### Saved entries
◆ ◆ ◆ ◆ ◆

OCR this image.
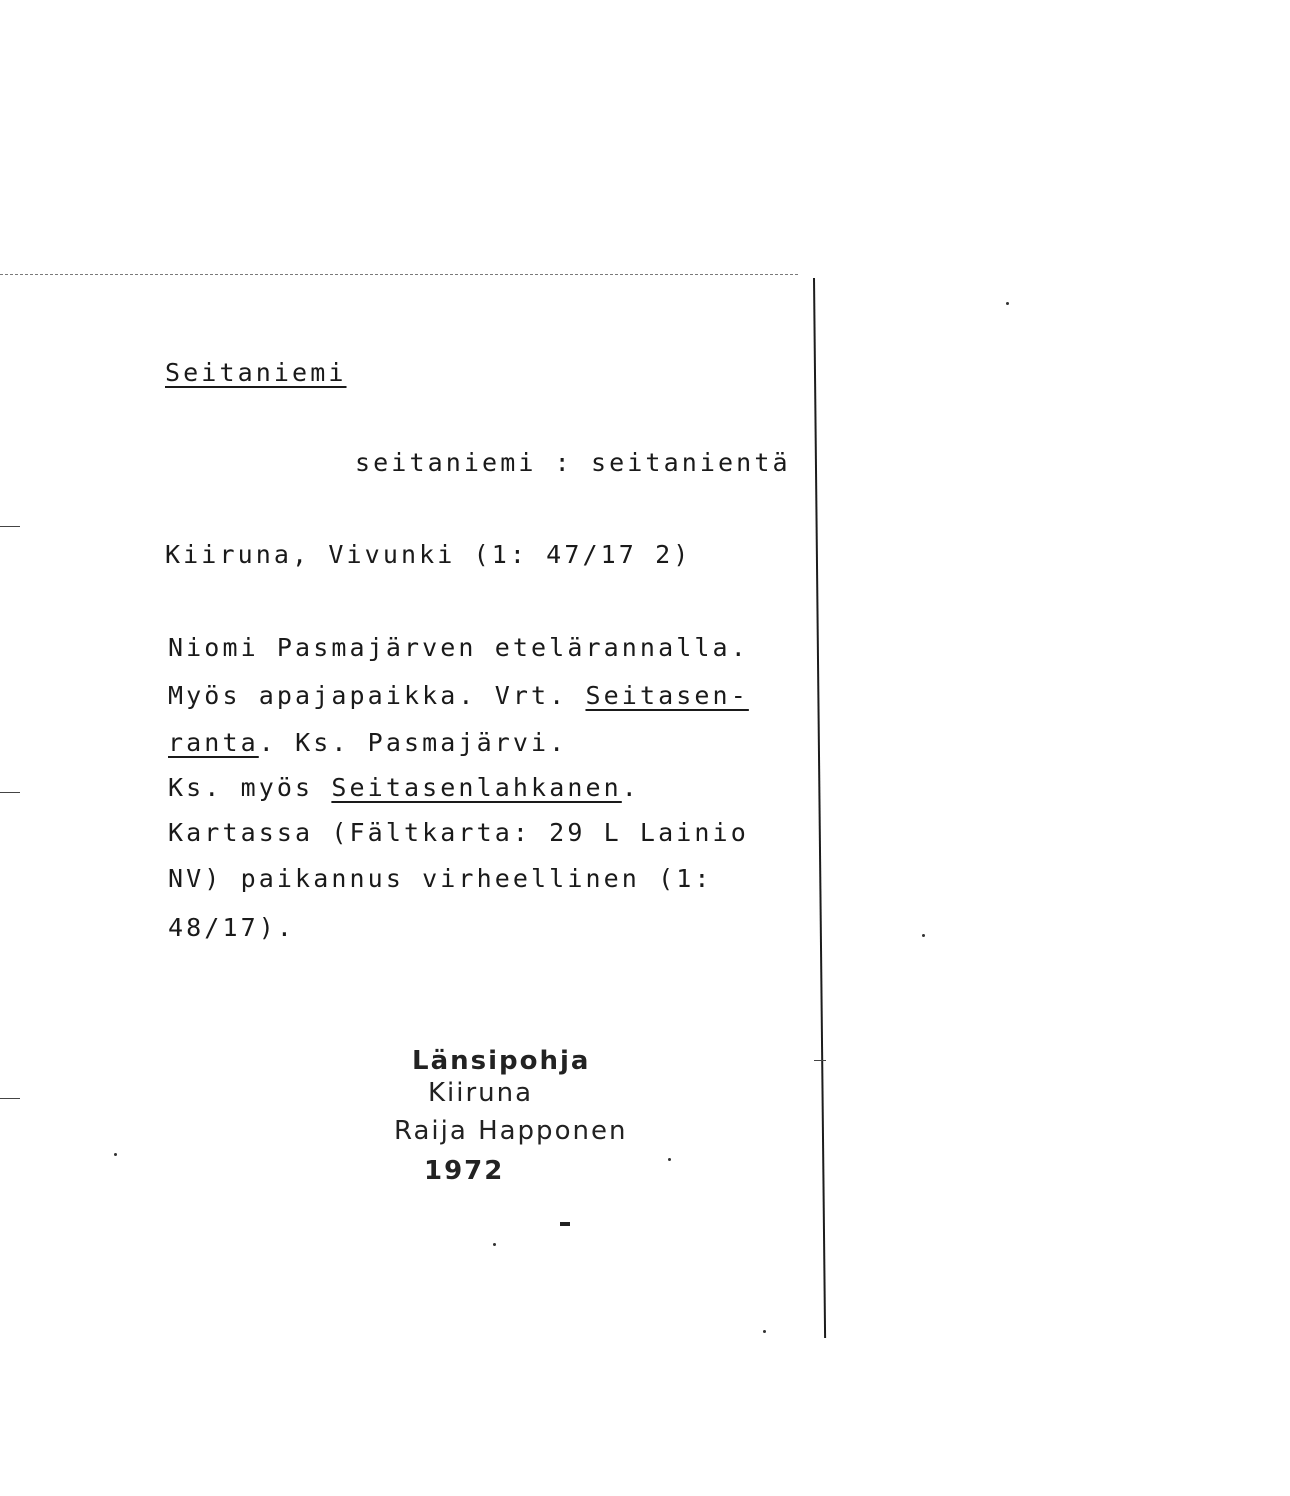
Seitaniemi
seitaniemi : seitanientä
Kiiruna, Vivunki (1: 47/17 2)
Niomi Pasmajärven etelärannalla.
Myös apajapaikka. Vrt. Seitasen-
ranta. Ks. Pasmajärvi.
Ks. myös Seitasenlahkanen.
Kartassa (Fältkarta: 29 L Lainio
NV) paikannus virheellinen (1:
48/17).
Länsipohja
Kiiruna
Raija Happonen
1972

◆ ◆ ◆ ◆ ◆

All of the lines above should be printed exactly, minus the pictures.

### ANSWER BELOW
OCR this image.
Seitaniemi
seitaniemi : seitanientä
Kiiruna, Vivunki (1: 47/17 2)
Niomi Pasmajärven etelärannalla.
Myös apajapaikka. Vrt. Seitasen-
ranta. Ks. Pasmajärvi.
Ks. myös Seitasenlahkanen.
Kartassa (Fältkarta: 29 L Lainio
NV) paikannus virheellinen (1:
48/17).
Länsipohja
Kiiruna
Raija Happonen
1972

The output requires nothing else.